• TASK TO CARRY OUT:
Can you write out the whole listing exactly?

── PROVIDED RECORDS ──

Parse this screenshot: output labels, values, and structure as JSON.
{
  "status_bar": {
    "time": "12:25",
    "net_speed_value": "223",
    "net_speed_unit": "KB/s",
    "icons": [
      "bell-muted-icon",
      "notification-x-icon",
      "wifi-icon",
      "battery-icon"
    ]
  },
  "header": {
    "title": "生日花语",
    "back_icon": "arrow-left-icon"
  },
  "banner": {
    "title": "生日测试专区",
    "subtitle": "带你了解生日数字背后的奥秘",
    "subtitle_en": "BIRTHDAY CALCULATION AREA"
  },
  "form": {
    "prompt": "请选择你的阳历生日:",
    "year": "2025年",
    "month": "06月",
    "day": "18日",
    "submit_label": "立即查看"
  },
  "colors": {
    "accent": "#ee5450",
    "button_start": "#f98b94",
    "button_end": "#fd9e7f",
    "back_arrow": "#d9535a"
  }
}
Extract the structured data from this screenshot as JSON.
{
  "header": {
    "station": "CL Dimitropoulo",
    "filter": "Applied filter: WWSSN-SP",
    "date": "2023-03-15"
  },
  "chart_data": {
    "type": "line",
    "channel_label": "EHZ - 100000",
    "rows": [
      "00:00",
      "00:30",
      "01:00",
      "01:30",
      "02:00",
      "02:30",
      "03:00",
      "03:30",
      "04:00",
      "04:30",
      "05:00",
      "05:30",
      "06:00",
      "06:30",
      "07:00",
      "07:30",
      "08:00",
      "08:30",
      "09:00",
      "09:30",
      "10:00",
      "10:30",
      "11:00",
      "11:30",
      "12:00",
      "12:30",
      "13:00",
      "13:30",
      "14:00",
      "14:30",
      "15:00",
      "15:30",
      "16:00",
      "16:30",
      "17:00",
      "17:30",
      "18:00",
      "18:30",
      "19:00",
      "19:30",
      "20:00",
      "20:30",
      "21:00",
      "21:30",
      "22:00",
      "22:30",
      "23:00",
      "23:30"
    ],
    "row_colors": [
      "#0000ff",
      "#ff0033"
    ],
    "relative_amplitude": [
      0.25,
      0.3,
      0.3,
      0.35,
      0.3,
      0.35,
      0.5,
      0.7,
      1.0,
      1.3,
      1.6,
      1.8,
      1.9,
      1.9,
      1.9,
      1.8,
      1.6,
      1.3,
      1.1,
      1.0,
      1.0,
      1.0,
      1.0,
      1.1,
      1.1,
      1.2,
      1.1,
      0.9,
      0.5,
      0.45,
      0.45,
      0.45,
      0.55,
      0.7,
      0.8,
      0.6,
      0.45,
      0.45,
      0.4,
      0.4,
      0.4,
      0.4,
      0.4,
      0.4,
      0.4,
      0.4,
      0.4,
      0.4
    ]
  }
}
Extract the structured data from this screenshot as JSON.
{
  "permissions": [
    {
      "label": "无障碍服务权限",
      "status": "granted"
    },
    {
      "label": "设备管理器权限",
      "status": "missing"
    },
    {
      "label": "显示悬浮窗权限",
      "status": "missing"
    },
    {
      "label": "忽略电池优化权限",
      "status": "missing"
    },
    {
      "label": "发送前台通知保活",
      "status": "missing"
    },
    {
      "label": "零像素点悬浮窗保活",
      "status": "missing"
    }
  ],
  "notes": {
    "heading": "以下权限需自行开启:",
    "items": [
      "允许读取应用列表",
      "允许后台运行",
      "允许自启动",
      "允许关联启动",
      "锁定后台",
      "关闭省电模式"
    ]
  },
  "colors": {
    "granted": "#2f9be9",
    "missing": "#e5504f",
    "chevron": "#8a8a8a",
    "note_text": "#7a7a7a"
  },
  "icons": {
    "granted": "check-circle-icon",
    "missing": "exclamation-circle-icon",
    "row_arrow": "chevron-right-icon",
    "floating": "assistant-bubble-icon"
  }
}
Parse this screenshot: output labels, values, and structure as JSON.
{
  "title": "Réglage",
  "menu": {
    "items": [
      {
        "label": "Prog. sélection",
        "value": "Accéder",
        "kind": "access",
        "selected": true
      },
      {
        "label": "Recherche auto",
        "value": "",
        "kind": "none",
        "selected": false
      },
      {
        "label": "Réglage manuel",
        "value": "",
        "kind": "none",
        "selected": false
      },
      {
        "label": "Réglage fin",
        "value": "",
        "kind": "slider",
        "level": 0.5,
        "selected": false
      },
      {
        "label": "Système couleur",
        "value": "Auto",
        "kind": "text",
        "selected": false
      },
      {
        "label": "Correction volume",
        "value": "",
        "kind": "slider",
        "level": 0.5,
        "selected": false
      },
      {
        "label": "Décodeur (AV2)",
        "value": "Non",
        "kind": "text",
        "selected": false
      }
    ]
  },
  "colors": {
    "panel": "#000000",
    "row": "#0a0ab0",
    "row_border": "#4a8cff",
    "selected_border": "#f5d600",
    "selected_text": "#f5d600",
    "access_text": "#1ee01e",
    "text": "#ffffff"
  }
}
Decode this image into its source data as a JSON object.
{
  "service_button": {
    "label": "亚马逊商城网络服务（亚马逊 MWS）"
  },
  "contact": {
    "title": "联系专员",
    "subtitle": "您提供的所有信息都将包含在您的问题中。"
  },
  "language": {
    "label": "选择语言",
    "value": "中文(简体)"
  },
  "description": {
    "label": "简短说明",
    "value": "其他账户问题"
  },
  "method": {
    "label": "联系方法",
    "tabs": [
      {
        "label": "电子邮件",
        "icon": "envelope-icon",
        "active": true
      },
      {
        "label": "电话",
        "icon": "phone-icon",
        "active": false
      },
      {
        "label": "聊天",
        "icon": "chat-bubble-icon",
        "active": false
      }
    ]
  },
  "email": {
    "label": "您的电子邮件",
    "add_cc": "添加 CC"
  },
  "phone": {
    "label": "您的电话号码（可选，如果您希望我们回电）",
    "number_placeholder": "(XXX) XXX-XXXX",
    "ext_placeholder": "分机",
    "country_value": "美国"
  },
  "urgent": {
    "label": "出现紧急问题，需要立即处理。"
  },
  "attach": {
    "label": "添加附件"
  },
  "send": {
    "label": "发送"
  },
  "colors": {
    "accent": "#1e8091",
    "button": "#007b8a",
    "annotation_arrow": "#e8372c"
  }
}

───

• RIGHT ANSWER:
Parse this screenshot: output labels, values, and structure as JSON.
{
  "status_bar": {
    "time": "12:25",
    "net_speed_value": "223",
    "net_speed_unit": "KB/s",
    "icons": [
      "bell-muted-icon",
      "notification-x-icon",
      "wifi-icon",
      "battery-icon"
    ]
  },
  "header": {
    "title": "生日花语",
    "back_icon": "arrow-left-icon"
  },
  "banner": {
    "title": "生日测试专区",
    "subtitle": "带你了解生日数字背后的奥秘",
    "subtitle_en": "BIRTHDAY CALCULATION AREA"
  },
  "form": {
    "prompt": "请选择你的阳历生日:",
    "year": "2025年",
    "month": "06月",
    "day": "18日",
    "submit_label": "立即查看"
  },
  "colors": {
    "accent": "#ee5450",
    "button_start": "#f98b94",
    "button_end": "#fd9e7f",
    "back_arrow": "#d9535a"
  }
}
Extract the structured data from this screenshot as JSON.
{
  "header": {
    "station": "CL Dimitropoulo",
    "filter": "Applied filter: WWSSN-SP",
    "date": "2023-03-15"
  },
  "chart_data": {
    "type": "line",
    "channel_label": "EHZ - 100000",
    "rows": [
      "00:00",
      "00:30",
      "01:00",
      "01:30",
      "02:00",
      "02:30",
      "03:00",
      "03:30",
      "04:00",
      "04:30",
      "05:00",
      "05:30",
      "06:00",
      "06:30",
      "07:00",
      "07:30",
      "08:00",
      "08:30",
      "09:00",
      "09:30",
      "10:00",
      "10:30",
      "11:00",
      "11:30",
      "12:00",
      "12:30",
      "13:00",
      "13:30",
      "14:00",
      "14:30",
      "15:00",
      "15:30",
      "16:00",
      "16:30",
      "17:00",
      "17:30",
      "18:00",
      "18:30",
      "19:00",
      "19:30",
      "20:00",
      "20:30",
      "21:00",
      "21:30",
      "22:00",
      "22:30",
      "23:00",
      "23:30"
    ],
    "row_colors": [
      "#0000ff",
      "#ff0033"
    ],
    "relative_amplitude": [
      0.25,
      0.3,
      0.3,
      0.35,
      0.3,
      0.35,
      0.5,
      0.7,
      1.0,
      1.3,
      1.6,
      1.8,
      1.9,
      1.9,
      1.9,
      1.8,
      1.6,
      1.3,
      1.1,
      1.0,
      1.0,
      1.0,
      1.0,
      1.1,
      1.1,
      1.2,
      1.1,
      0.9,
      0.5,
      0.45,
      0.45,
      0.45,
      0.55,
      0.7,
      0.8,
      0.6,
      0.45,
      0.45,
      0.4,
      0.4,
      0.4,
      0.4,
      0.4,
      0.4,
      0.4,
      0.4,
      0.4,
      0.4
    ]
  }
}
Extract the structured data from this screenshot as JSON.
{
  "permissions": [
    {
      "label": "无障碍服务权限",
      "status": "granted"
    },
    {
      "label": "设备管理器权限",
      "status": "missing"
    },
    {
      "label": "显示悬浮窗权限",
      "status": "missing"
    },
    {
      "label": "忽略电池优化权限",
      "status": "missing"
    },
    {
      "label": "发送前台通知保活",
      "status": "missing"
    },
    {
      "label": "零像素点悬浮窗保活",
      "status": "missing"
    }
  ],
  "notes": {
    "heading": "以下权限需自行开启:",
    "items": [
      "允许读取应用列表",
      "允许后台运行",
      "允许自启动",
      "允许关联启动",
      "锁定后台",
      "关闭省电模式"
    ]
  },
  "colors": {
    "granted": "#2f9be9",
    "missing": "#e5504f",
    "chevron": "#8a8a8a",
    "note_text": "#7a7a7a"
  },
  "icons": {
    "granted": "check-circle-icon",
    "missing": "exclamation-circle-icon",
    "row_arrow": "chevron-right-icon",
    "floating": "assistant-bubble-icon"
  }
}
Parse this screenshot: output labels, values, and structure as JSON.
{
  "title": "Réglage",
  "menu": {
    "items": [
      {
        "label": "Prog. sélection",
        "value": "Accéder",
        "kind": "access",
        "selected": true
      },
      {
        "label": "Recherche auto",
        "value": "",
        "kind": "none",
        "selected": false
      },
      {
        "label": "Réglage manuel",
        "value": "",
        "kind": "none",
        "selected": false
      },
      {
        "label": "Réglage fin",
        "value": "",
        "kind": "slider",
        "level": 0.5,
        "selected": false
      },
      {
        "label": "Système couleur",
        "value": "Auto",
        "kind": "text",
        "selected": false
      },
      {
        "label": "Correction volume",
        "value": "",
        "kind": "slider",
        "level": 0.5,
        "selected": false
      },
      {
        "label": "Décodeur (AV2)",
        "value": "Non",
        "kind": "text",
        "selected": false
      }
    ]
  },
  "colors": {
    "panel": "#000000",
    "row": "#0a0ab0",
    "row_border": "#4a8cff",
    "selected_border": "#f5d600",
    "selected_text": "#f5d600",
    "access_text": "#1ee01e",
    "text": "#ffffff"
  }
}
Decode this image into its source data as a JSON object.
{
  "service_button": {
    "label": "亚马逊商城网络服务（亚马逊 MWS）"
  },
  "contact": {
    "title": "联系专员",
    "subtitle": "您提供的所有信息都将包含在您的问题中。"
  },
  "language": {
    "label": "选择语言",
    "value": "中文(简体)"
  },
  "description": {
    "label": "简短说明",
    "value": "其他账户问题"
  },
  "method": {
    "label": "联系方法",
    "tabs": [
      {
        "label": "电子邮件",
        "icon": "envelope-icon",
        "active": true
      },
      {
        "label": "电话",
        "icon": "phone-icon",
        "active": false
      },
      {
        "label": "聊天",
        "icon": "chat-bubble-icon",
        "active": false
      }
    ]
  },
  "email": {
    "label": "您的电子邮件",
    "add_cc": "添加 CC"
  },
  "phone": {
    "label": "您的电话号码（可选，如果您希望我们回电）",
    "number_placeholder": "(XXX) XXX-XXXX",
    "ext_placeholder": "分机",
    "country_value": "美国"
  },
  "urgent": {
    "label": "出现紧急问题，需要立即处理。"
  },
  "attach": {
    "label": "添加附件"
  },
  "send": {
    "label": "发送"
  },
  "colors": {
    "accent": "#1e8091",
    "button": "#007b8a",
    "annotation_arrow": "#e8372c"
  }
}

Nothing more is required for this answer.